## WHAT NEEDS TO BE DONE:
Each line should be copied exactly.
=-=-=
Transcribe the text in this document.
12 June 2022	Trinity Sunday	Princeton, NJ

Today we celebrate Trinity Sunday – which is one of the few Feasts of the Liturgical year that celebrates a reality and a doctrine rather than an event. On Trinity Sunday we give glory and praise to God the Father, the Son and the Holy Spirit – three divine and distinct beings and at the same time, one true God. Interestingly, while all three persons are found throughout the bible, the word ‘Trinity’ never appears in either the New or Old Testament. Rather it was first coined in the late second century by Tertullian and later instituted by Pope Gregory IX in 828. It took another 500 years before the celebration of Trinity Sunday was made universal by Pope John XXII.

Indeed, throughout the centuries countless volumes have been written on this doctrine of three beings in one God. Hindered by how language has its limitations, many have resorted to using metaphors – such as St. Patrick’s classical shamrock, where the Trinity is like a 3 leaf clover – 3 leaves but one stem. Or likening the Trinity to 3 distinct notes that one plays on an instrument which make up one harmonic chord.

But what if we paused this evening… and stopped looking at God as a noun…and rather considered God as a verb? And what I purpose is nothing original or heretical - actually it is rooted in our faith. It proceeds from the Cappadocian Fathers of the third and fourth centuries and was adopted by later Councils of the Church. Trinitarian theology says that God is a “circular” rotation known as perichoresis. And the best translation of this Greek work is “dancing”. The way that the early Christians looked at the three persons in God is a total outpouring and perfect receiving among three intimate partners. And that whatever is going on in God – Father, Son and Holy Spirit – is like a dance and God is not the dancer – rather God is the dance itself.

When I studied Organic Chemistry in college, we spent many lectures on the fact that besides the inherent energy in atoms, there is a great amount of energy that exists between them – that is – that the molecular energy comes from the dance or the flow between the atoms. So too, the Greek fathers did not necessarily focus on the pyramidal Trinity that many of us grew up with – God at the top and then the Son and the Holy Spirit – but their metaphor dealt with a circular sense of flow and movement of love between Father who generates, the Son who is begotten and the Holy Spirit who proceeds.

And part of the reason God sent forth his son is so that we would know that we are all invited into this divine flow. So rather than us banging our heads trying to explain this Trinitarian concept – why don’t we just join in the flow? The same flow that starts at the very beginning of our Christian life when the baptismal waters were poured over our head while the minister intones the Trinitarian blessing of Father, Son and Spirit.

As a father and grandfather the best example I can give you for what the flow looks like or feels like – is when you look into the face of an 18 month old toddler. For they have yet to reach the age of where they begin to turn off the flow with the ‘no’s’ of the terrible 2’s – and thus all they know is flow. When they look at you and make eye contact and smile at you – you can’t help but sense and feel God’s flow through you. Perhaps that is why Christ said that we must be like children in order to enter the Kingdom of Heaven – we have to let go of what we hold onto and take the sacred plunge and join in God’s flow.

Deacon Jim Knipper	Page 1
=-=-=
## SOLVED PROBLEM:
Transcribe the text in this document.
12 June 2022	Trinity Sunday	Princeton, NJ

Today we celebrate Trinity Sunday – which is one of the few Feasts of the Liturgical year that celebrates a reality and a doctrine rather than an event. On Trinity Sunday we give glory and praise to God the Father, the Son and the Holy Spirit – three divine and distinct beings and at the same time, one true God. Interestingly, while all three persons are found throughout the bible, the word ‘Trinity’ never appears in either the New or Old Testament. Rather it was first coined in the late second century by Tertullian and later instituted by Pope Gregory IX in 828. It took another 500 years before the celebration of Trinity Sunday was made universal by Pope John XXII.

Indeed, throughout the centuries countless volumes have been written on this doctrine of three beings in one God. Hindered by how language has its limitations, many have resorted to using metaphors – such as St. Patrick’s classical shamrock, where the Trinity is like a 3 leaf clover – 3 leaves but one stem. Or likening the Trinity to 3 distinct notes that one plays on an instrument which make up one harmonic chord.

But what if we paused this evening… and stopped looking at God as a noun…and rather considered God as a verb? And what I purpose is nothing original or heretical - actually it is rooted in our faith. It proceeds from the Cappadocian Fathers of the third and fourth centuries and was adopted by later Councils of the Church. Trinitarian theology says that God is a “circular” rotation known as perichoresis. And the best translation of this Greek work is “dancing”. The way that the early Christians looked at the three persons in God is a total outpouring and perfect receiving among three intimate partners. And that whatever is going on in God – Father, Son and Holy Spirit – is like a dance and God is not the dancer – rather God is the dance itself.

When I studied Organic Chemistry in college, we spent many lectures on the fact that besides the inherent energy in atoms, there is a great amount of energy that exists between them – that is – that the molecular energy comes from the dance or the flow between the atoms. So too, the Greek fathers did not necessarily focus on the pyramidal Trinity that many of us grew up with – God at the top and then the Son and the Holy Spirit – but their metaphor dealt with a circular sense of flow and movement of love between Father who generates, the Son who is begotten and the Holy Spirit who proceeds.

And part of the reason God sent forth his son is so that we would know that we are all invited into this divine flow. So rather than us banging our heads trying to explain this Trinitarian concept – why don’t we just join in the flow? The same flow that starts at the very beginning of our Christian life when the baptismal waters were poured over our head while the minister intones the Trinitarian blessing of Father, Son and Spirit.

As a father and grandfather the best example I can give you for what the flow looks like or feels like – is when you look into the face of an 18 month old toddler. For they have yet to reach the age of where they begin to turn off the flow with the ‘no’s’ of the terrible 2’s – and thus all they know is flow. When they look at you and make eye contact and smile at you – you can’t help but sense and feel God’s flow through you. Perhaps that is why Christ said that we must be like children in order to enter the Kingdom of Heaven – we have to let go of what we hold onto and take the sacred plunge and join in God’s flow.

Deacon Jim Knipper	Page 1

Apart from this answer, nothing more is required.